◆ What you will do: Lay out the lines from the very first one through the line containing "align-right-icon — [574, 476, 588, 491]" as a numbered list, skipping any blank lines.

◆ Stored records:
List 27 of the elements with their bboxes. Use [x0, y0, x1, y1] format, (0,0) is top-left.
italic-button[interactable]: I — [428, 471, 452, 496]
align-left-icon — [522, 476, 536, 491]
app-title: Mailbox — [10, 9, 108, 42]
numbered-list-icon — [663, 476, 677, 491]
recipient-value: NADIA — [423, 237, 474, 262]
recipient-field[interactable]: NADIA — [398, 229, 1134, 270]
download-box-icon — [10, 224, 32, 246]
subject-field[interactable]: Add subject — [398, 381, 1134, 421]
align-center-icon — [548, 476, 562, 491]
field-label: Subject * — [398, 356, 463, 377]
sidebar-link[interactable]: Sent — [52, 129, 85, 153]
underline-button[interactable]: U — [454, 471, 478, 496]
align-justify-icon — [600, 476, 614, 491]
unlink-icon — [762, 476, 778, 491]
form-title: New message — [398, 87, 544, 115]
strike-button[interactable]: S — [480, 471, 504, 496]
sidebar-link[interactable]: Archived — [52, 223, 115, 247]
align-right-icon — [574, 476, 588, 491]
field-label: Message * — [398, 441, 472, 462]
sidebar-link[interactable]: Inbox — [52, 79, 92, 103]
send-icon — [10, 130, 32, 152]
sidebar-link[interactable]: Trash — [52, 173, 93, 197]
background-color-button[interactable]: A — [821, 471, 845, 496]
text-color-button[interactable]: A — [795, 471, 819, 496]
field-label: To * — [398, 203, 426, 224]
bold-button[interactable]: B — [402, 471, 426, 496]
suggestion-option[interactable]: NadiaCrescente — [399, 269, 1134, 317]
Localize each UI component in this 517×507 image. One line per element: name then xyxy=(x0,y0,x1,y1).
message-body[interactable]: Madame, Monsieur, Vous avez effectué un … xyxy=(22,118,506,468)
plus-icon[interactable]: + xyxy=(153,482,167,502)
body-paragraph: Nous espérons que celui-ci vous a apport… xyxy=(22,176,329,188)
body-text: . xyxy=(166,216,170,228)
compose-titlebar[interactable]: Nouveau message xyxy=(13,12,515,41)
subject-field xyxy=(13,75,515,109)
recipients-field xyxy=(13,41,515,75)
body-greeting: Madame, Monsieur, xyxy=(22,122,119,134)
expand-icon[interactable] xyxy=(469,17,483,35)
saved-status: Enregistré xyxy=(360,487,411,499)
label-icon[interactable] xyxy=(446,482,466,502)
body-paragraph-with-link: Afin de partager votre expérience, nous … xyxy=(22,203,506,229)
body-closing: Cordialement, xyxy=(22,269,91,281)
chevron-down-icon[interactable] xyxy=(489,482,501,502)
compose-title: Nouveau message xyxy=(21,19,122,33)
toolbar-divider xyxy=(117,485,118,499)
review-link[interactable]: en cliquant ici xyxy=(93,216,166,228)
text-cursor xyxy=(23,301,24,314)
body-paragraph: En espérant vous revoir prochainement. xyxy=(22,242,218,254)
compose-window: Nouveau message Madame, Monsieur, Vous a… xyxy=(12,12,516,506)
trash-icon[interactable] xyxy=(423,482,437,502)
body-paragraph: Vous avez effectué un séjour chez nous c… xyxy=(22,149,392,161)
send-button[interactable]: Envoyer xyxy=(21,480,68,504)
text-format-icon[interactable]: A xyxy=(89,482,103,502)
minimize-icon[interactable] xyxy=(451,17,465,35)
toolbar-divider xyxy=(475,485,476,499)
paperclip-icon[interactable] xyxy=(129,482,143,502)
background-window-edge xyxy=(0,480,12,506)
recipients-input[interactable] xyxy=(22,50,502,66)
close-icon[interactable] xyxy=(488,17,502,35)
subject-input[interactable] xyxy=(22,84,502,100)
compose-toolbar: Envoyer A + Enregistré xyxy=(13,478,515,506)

◆ Exercise output:
1. List 27 of the elements with their bboxes. Use [x0, y0, x1, y1] format, (0,0) is top-left.
2. italic-button[interactable]: I — [428, 471, 452, 496]
3. align-left-icon — [522, 476, 536, 491]
4. app-title: Mailbox — [10, 9, 108, 42]
5. numbered-list-icon — [663, 476, 677, 491]
6. recipient-value: NADIA — [423, 237, 474, 262]
7. recipient-field[interactable]: NADIA — [398, 229, 1134, 270]
8. download-box-icon — [10, 224, 32, 246]
9. subject-field[interactable]: Add subject — [398, 381, 1134, 421]
10. align-center-icon — [548, 476, 562, 491]
11. field-label: Subject * — [398, 356, 463, 377]
12. sidebar-link[interactable]: Sent — [52, 129, 85, 153]
13. underline-button[interactable]: U — [454, 471, 478, 496]
14. align-justify-icon — [600, 476, 614, 491]
15. unlink-icon — [762, 476, 778, 491]
16. form-title: New message — [398, 87, 544, 115]
17. strike-button[interactable]: S — [480, 471, 504, 496]
18. sidebar-link[interactable]: Archived — [52, 223, 115, 247]
19. align-right-icon — [574, 476, 588, 491]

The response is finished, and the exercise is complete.